## REQUIREMENTS
Write out all lines holding the word "some".

- - - - -

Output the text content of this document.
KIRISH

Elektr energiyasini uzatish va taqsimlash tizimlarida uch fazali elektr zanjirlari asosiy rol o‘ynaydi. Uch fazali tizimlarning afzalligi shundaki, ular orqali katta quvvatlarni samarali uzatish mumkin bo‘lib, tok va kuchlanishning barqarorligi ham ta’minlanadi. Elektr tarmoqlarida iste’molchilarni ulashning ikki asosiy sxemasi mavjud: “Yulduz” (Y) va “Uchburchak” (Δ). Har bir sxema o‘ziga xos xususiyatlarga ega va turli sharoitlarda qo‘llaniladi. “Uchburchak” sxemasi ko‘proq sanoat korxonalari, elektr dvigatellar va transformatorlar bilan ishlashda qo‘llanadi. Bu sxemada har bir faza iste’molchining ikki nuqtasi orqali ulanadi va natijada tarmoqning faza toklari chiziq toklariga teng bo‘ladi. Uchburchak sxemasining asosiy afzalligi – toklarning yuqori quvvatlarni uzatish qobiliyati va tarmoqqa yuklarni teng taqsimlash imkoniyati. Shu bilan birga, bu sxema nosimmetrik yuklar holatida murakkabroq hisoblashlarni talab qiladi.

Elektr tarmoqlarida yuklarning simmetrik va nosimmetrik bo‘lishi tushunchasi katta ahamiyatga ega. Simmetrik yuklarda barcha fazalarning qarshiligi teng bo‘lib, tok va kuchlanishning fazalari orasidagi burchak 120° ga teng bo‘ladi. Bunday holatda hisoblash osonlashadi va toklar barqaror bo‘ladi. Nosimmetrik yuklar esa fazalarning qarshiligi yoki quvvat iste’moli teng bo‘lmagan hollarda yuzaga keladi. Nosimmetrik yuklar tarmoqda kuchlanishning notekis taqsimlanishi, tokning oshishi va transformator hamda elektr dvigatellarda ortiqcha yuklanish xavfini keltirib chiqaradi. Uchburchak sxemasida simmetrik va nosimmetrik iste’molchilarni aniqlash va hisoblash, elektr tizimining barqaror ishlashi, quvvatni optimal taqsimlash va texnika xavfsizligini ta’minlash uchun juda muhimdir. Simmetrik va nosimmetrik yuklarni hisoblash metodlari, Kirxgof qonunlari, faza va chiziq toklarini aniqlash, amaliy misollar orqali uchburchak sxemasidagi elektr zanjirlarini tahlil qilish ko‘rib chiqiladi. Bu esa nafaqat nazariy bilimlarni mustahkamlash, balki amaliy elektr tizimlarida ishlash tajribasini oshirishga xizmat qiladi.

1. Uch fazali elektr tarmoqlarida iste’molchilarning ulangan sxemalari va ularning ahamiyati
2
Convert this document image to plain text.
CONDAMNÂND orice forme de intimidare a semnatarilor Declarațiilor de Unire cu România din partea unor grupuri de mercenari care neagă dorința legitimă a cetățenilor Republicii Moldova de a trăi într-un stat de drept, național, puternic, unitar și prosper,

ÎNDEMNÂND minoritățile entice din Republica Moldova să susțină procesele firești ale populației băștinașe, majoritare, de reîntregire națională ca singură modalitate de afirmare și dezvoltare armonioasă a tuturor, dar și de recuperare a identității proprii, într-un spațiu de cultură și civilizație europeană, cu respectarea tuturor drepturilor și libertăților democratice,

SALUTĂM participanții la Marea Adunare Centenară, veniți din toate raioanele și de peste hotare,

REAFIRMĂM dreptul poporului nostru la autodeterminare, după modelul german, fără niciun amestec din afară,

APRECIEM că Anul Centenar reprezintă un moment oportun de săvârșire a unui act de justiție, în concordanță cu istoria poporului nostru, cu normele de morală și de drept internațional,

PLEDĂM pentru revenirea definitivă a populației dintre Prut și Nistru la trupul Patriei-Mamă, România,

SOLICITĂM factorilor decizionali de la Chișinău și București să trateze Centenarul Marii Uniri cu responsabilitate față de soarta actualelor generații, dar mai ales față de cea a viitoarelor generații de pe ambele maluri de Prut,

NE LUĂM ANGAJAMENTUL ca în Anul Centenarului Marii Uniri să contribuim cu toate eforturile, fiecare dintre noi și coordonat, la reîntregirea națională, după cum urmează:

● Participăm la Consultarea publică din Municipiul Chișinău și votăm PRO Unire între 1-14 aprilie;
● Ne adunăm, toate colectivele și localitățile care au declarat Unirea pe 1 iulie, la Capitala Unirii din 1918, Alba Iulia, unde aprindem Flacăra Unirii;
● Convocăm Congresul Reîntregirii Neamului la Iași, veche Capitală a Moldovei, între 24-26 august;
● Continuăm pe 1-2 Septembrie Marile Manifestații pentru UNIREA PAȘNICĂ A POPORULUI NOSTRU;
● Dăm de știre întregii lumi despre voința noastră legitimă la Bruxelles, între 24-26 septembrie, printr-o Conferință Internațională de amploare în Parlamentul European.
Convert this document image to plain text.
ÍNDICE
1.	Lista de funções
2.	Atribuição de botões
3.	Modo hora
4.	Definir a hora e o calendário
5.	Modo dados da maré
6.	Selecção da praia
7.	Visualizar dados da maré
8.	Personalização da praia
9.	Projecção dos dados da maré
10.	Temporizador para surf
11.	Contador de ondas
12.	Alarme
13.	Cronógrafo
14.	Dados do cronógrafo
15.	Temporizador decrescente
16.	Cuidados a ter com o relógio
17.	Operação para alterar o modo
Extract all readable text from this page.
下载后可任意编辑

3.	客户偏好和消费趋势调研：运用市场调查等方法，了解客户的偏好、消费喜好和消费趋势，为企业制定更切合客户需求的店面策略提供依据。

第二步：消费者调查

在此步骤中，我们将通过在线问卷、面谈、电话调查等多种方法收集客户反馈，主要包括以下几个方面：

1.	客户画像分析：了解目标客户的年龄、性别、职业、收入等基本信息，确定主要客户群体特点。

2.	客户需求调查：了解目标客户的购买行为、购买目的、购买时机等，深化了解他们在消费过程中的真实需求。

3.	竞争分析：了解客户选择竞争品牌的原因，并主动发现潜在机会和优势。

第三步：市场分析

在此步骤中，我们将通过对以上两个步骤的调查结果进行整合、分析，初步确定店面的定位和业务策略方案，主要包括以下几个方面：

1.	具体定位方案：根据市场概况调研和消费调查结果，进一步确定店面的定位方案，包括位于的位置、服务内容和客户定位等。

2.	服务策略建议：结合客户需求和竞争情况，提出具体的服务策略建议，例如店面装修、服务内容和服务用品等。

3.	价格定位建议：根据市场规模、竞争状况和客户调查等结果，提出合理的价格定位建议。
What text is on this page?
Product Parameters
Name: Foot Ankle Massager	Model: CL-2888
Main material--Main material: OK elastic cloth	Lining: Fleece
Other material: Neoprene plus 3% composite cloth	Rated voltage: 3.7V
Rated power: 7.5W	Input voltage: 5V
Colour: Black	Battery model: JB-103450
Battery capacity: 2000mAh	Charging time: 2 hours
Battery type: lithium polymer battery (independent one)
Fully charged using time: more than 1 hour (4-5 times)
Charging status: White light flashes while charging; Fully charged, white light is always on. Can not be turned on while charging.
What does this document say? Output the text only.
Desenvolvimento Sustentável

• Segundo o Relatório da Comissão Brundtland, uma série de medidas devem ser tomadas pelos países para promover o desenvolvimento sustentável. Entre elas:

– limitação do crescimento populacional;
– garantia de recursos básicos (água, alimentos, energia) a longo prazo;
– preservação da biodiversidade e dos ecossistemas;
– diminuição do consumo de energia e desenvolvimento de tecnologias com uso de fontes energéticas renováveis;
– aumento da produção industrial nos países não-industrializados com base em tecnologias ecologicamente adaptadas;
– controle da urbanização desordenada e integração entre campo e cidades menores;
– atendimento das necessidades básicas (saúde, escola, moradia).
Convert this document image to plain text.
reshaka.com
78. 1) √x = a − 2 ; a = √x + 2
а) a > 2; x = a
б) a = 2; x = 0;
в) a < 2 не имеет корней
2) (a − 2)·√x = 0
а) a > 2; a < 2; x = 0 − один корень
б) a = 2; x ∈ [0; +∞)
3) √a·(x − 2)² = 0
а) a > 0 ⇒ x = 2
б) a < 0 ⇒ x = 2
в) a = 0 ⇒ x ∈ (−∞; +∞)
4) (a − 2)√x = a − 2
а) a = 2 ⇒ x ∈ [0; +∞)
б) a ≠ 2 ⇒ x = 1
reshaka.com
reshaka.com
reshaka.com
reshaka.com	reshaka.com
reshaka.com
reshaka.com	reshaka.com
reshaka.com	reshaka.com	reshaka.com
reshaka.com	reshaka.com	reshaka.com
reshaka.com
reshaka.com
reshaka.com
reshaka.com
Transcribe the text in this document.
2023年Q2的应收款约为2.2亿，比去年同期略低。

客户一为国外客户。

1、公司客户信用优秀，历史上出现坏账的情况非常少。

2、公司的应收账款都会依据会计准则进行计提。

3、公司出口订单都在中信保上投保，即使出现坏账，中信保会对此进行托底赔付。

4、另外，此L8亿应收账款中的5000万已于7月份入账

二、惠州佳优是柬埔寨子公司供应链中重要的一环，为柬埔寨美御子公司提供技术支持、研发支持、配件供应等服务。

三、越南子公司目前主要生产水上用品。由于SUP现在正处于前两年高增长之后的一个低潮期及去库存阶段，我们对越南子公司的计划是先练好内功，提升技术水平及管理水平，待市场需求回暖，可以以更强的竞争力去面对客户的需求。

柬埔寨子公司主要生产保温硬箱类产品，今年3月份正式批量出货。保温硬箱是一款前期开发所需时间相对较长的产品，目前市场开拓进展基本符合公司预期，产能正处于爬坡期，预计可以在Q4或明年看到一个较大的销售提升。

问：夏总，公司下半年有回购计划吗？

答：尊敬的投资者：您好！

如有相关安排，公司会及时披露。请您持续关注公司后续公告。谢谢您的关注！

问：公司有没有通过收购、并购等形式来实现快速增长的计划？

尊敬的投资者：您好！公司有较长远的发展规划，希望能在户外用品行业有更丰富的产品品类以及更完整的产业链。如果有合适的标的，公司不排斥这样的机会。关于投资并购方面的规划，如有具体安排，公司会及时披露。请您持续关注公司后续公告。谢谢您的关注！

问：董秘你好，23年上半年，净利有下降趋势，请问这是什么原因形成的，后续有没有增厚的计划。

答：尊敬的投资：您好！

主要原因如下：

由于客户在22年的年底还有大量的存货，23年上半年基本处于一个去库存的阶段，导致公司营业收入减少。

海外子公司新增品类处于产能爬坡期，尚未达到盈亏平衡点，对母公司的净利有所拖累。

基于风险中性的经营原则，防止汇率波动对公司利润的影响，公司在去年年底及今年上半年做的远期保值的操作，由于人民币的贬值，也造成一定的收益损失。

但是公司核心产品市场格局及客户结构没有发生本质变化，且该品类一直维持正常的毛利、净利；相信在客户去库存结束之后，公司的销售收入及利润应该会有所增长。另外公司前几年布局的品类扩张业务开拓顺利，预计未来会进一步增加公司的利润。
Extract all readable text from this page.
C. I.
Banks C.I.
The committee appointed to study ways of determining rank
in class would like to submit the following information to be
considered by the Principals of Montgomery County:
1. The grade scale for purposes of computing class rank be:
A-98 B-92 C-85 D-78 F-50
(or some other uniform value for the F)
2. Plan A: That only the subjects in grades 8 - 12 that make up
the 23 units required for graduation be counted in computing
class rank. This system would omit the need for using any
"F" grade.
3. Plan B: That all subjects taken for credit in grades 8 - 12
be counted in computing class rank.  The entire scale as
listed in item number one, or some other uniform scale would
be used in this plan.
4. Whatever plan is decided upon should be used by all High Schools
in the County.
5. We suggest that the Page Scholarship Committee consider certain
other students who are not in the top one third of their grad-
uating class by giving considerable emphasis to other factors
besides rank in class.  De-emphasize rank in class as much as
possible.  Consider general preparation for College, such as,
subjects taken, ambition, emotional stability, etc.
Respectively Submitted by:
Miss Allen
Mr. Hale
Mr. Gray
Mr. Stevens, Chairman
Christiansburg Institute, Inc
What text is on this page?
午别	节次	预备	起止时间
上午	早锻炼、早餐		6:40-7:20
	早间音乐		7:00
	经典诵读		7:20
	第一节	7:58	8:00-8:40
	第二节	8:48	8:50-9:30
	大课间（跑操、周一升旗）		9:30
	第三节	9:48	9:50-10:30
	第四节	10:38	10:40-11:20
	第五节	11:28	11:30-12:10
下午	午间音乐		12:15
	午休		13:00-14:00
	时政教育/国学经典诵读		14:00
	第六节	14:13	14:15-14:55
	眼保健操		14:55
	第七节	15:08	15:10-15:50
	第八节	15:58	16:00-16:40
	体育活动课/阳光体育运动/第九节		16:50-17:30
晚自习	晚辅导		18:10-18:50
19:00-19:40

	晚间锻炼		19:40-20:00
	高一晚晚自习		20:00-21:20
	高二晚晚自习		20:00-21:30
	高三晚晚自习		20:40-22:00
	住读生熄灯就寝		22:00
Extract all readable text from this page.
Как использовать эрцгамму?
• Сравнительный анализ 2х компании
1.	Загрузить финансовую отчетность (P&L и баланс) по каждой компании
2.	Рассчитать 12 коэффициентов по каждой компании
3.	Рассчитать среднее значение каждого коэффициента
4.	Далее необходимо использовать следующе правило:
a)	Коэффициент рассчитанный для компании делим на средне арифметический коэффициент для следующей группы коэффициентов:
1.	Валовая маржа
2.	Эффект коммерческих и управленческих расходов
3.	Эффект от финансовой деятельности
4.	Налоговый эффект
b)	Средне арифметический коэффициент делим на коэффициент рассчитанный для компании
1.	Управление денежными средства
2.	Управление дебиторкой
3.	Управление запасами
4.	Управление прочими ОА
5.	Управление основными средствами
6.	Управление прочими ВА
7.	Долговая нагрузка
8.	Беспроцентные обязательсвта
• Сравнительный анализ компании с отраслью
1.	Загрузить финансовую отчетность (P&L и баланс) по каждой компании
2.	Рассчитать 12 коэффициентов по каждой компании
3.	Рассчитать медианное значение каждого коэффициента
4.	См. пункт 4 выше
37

- - - - -

## THE RESULT
(or some other uniform value for the F)
listed in item number one, or some other uniform scale would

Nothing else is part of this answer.